▶ [Your goal] Write every line out verbatim and omit the pictures.

--- Start ---

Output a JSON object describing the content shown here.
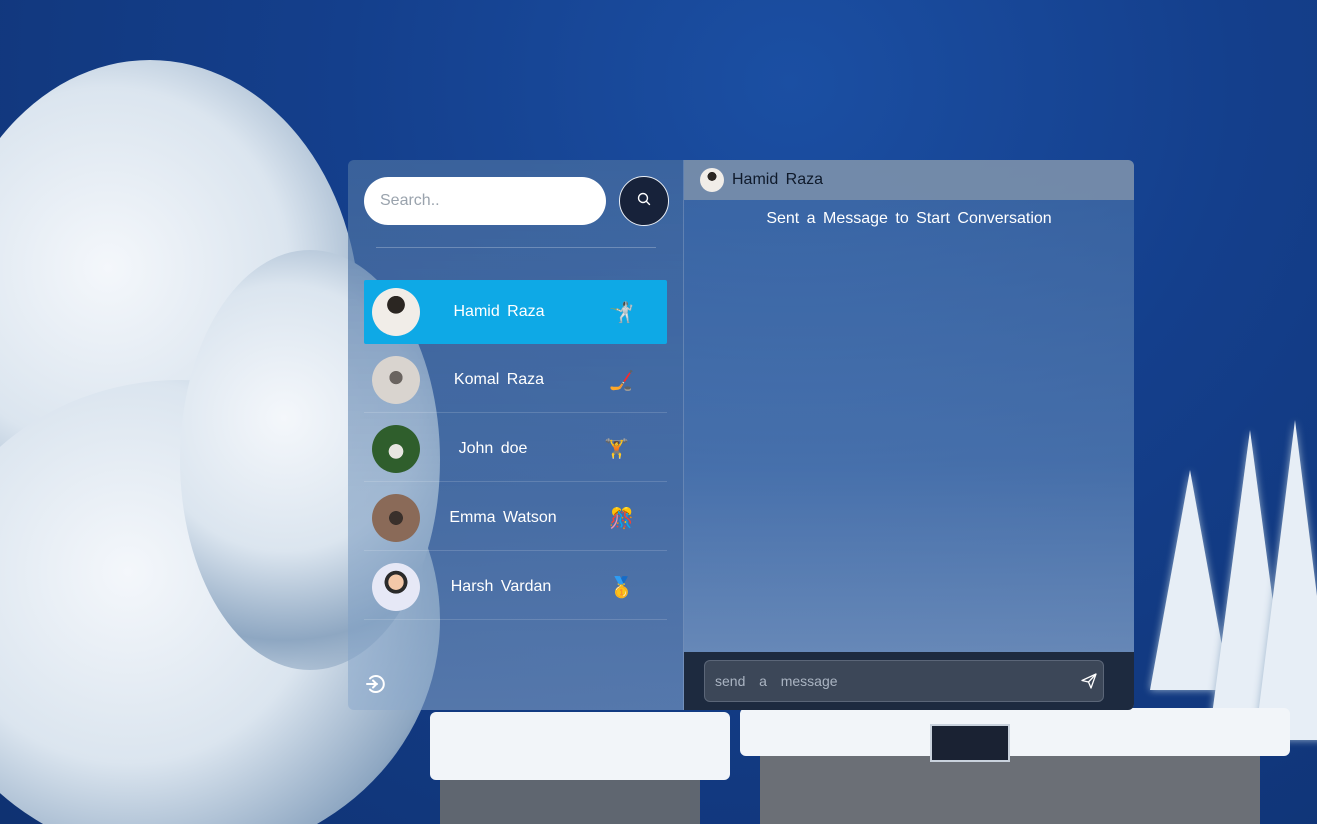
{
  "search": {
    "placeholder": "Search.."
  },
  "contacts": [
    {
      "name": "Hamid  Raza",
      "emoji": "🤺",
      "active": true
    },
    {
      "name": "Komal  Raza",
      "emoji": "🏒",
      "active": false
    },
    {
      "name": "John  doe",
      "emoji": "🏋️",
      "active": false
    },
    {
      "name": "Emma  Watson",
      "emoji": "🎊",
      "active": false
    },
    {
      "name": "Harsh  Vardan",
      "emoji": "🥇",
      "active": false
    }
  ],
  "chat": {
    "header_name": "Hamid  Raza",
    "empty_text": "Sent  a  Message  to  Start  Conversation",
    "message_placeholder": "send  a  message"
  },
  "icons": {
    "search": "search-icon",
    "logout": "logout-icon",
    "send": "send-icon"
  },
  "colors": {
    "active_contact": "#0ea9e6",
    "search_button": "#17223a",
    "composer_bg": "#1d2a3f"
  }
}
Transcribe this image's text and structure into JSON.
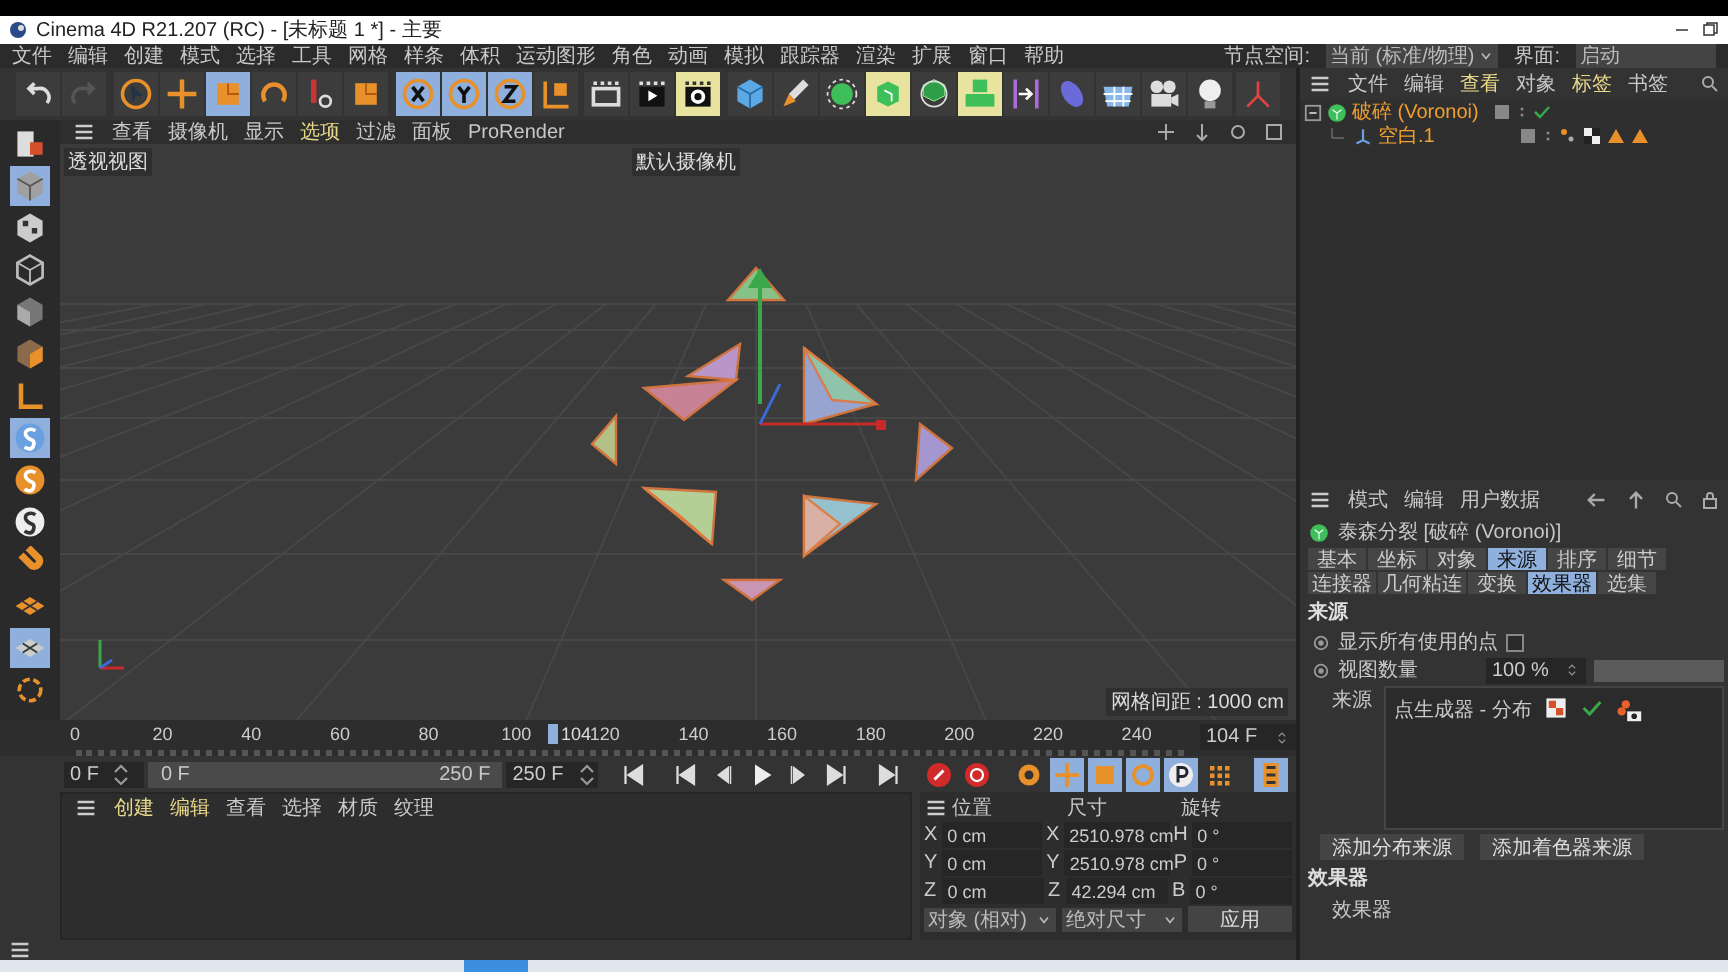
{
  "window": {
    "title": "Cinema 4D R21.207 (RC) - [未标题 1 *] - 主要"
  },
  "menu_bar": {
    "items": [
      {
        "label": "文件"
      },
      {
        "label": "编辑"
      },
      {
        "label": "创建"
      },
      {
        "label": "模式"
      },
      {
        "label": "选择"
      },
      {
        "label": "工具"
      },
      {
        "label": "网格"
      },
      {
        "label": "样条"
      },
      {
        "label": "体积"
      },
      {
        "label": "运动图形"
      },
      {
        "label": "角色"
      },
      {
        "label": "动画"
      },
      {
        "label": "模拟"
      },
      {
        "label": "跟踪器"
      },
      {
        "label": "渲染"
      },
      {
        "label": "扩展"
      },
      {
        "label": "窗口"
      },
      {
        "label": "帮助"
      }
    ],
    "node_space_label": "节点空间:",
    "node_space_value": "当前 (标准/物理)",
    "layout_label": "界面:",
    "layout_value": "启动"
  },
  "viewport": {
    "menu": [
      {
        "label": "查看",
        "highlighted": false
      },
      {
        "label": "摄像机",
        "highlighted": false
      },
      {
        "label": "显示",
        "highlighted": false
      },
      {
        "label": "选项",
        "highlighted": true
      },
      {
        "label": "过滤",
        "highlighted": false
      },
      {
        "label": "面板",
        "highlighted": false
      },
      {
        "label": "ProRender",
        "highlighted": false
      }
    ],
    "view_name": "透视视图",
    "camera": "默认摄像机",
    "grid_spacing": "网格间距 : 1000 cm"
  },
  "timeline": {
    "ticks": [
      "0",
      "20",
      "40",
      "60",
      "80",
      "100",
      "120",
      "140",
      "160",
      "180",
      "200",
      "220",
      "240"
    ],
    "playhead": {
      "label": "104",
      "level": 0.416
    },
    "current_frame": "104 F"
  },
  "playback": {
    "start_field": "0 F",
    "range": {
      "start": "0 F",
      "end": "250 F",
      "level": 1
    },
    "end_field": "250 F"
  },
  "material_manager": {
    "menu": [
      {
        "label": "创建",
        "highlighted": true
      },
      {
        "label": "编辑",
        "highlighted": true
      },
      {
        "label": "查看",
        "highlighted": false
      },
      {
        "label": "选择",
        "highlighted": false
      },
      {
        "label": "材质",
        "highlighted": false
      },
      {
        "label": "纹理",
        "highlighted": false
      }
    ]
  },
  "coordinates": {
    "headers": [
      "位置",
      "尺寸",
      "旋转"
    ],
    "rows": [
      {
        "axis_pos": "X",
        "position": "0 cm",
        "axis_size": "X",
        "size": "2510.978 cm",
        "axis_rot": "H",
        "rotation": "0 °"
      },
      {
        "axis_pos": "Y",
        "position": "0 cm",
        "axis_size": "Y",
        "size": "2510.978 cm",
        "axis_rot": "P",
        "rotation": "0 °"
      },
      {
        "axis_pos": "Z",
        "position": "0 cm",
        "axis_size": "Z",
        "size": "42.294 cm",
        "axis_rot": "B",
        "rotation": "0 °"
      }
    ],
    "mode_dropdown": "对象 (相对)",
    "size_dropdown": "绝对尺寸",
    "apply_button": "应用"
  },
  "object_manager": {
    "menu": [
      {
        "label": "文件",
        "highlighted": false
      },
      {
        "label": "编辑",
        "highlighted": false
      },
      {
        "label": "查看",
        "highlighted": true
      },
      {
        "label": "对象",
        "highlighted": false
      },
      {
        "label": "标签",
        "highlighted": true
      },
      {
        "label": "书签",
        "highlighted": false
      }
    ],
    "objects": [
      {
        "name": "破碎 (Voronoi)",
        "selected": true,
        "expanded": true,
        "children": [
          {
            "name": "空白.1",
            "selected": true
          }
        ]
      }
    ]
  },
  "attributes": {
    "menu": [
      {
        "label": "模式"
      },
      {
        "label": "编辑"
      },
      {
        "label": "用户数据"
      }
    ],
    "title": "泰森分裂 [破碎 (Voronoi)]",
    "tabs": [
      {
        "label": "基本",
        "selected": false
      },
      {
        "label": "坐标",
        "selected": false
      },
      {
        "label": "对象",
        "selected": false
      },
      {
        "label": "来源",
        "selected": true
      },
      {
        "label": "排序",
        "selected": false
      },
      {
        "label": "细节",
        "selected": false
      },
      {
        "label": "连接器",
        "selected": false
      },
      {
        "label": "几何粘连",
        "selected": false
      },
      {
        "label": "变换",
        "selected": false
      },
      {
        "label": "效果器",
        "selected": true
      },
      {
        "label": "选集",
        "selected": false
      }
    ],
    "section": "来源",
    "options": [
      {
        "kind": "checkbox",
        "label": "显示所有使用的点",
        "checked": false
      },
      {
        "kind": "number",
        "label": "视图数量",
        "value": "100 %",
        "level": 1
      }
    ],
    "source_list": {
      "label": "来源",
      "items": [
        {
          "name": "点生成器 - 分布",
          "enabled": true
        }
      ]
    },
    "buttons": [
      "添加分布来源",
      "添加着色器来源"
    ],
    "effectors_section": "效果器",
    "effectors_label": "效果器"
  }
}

--- End ---

▶ [The solution]
Output a JSON object describing the content shown here.
{
  "search": {
    "placeholder": "Search.."
  },
  "contacts": [
    {
      "name": "Hamid  Raza",
      "emoji": "🤺",
      "active": true
    },
    {
      "name": "Komal  Raza",
      "emoji": "🏒",
      "active": false
    },
    {
      "name": "John  doe",
      "emoji": "🏋️",
      "active": false
    },
    {
      "name": "Emma  Watson",
      "emoji": "🎊",
      "active": false
    },
    {
      "name": "Harsh  Vardan",
      "emoji": "🥇",
      "active": false
    }
  ],
  "chat": {
    "header_name": "Hamid  Raza",
    "empty_text": "Sent  a  Message  to  Start  Conversation",
    "message_placeholder": "send  a  message"
  },
  "icons": {
    "search": "search-icon",
    "logout": "logout-icon",
    "send": "send-icon"
  },
  "colors": {
    "active_contact": "#0ea9e6",
    "search_button": "#17223a",
    "composer_bg": "#1d2a3f"
  }
}
Transcribe this image's text and structure into JSON.
{
  "window": {
    "title": "Cinema 4D R21.207 (RC) - [未标题 1 *] - 主要"
  },
  "menu_bar": {
    "items": [
      {
        "label": "文件"
      },
      {
        "label": "编辑"
      },
      {
        "label": "创建"
      },
      {
        "label": "模式"
      },
      {
        "label": "选择"
      },
      {
        "label": "工具"
      },
      {
        "label": "网格"
      },
      {
        "label": "样条"
      },
      {
        "label": "体积"
      },
      {
        "label": "运动图形"
      },
      {
        "label": "角色"
      },
      {
        "label": "动画"
      },
      {
        "label": "模拟"
      },
      {
        "label": "跟踪器"
      },
      {
        "label": "渲染"
      },
      {
        "label": "扩展"
      },
      {
        "label": "窗口"
      },
      {
        "label": "帮助"
      }
    ],
    "node_space_label": "节点空间:",
    "node_space_value": "当前 (标准/物理)",
    "layout_label": "界面:",
    "layout_value": "启动"
  },
  "viewport": {
    "menu": [
      {
        "label": "查看",
        "highlighted": false
      },
      {
        "label": "摄像机",
        "highlighted": false
      },
      {
        "label": "显示",
        "highlighted": false
      },
      {
        "label": "选项",
        "highlighted": true
      },
      {
        "label": "过滤",
        "highlighted": false
      },
      {
        "label": "面板",
        "highlighted": false
      },
      {
        "label": "ProRender",
        "highlighted": false
      }
    ],
    "view_name": "透视视图",
    "camera": "默认摄像机",
    "grid_spacing": "网格间距 : 1000 cm"
  },
  "timeline": {
    "ticks": [
      "0",
      "20",
      "40",
      "60",
      "80",
      "100",
      "120",
      "140",
      "160",
      "180",
      "200",
      "220",
      "240"
    ],
    "playhead": {
      "label": "104",
      "level": 0.416
    },
    "current_frame": "104 F"
  },
  "playback": {
    "start_field": "0 F",
    "range": {
      "start": "0 F",
      "end": "250 F",
      "level": 1
    },
    "end_field": "250 F"
  },
  "material_manager": {
    "menu": [
      {
        "label": "创建",
        "highlighted": true
      },
      {
        "label": "编辑",
        "highlighted": true
      },
      {
        "label": "查看",
        "highlighted": false
      },
      {
        "label": "选择",
        "highlighted": false
      },
      {
        "label": "材质",
        "highlighted": false
      },
      {
        "label": "纹理",
        "highlighted": false
      }
    ]
  },
  "coordinates": {
    "headers": [
      "位置",
      "尺寸",
      "旋转"
    ],
    "rows": [
      {
        "axis_pos": "X",
        "position": "0 cm",
        "axis_size": "X",
        "size": "2510.978 cm",
        "axis_rot": "H",
        "rotation": "0 °"
      },
      {
        "axis_pos": "Y",
        "position": "0 cm",
        "axis_size": "Y",
        "size": "2510.978 cm",
        "axis_rot": "P",
        "rotation": "0 °"
      },
      {
        "axis_pos": "Z",
        "position": "0 cm",
        "axis_size": "Z",
        "size": "42.294 cm",
        "axis_rot": "B",
        "rotation": "0 °"
      }
    ],
    "mode_dropdown": "对象 (相对)",
    "size_dropdown": "绝对尺寸",
    "apply_button": "应用"
  },
  "object_manager": {
    "menu": [
      {
        "label": "文件",
        "highlighted": false
      },
      {
        "label": "编辑",
        "highlighted": false
      },
      {
        "label": "查看",
        "highlighted": true
      },
      {
        "label": "对象",
        "highlighted": false
      },
      {
        "label": "标签",
        "highlighted": true
      },
      {
        "label": "书签",
        "highlighted": false
      }
    ],
    "objects": [
      {
        "name": "破碎 (Voronoi)",
        "selected": true,
        "expanded": true,
        "children": [
          {
            "name": "空白.1",
            "selected": true
          }
        ]
      }
    ]
  },
  "attributes": {
    "menu": [
      {
        "label": "模式"
      },
      {
        "label": "编辑"
      },
      {
        "label": "用户数据"
      }
    ],
    "title": "泰森分裂 [破碎 (Voronoi)]",
    "tabs": [
      {
        "label": "基本",
        "selected": false
      },
      {
        "label": "坐标",
        "selected": false
      },
      {
        "label": "对象",
        "selected": false
      },
      {
        "label": "来源",
        "selected": true
      },
      {
        "label": "排序",
        "selected": false
      },
      {
        "label": "细节",
        "selected": false
      },
      {
        "label": "连接器",
        "selected": false
      },
      {
        "label": "几何粘连",
        "selected": false
      },
      {
        "label": "变换",
        "selected": false
      },
      {
        "label": "效果器",
        "selected": true
      },
      {
        "label": "选集",
        "selected": false
      }
    ],
    "section": "来源",
    "options": [
      {
        "kind": "checkbox",
        "label": "显示所有使用的点",
        "checked": false
      },
      {
        "kind": "number",
        "label": "视图数量",
        "value": "100 %",
        "level": 1
      }
    ],
    "source_list": {
      "label": "来源",
      "items": [
        {
          "name": "点生成器 - 分布",
          "enabled": true
        }
      ]
    },
    "buttons": [
      "添加分布来源",
      "添加着色器来源"
    ],
    "effectors_section": "效果器",
    "effectors_label": "效果器"
  }
}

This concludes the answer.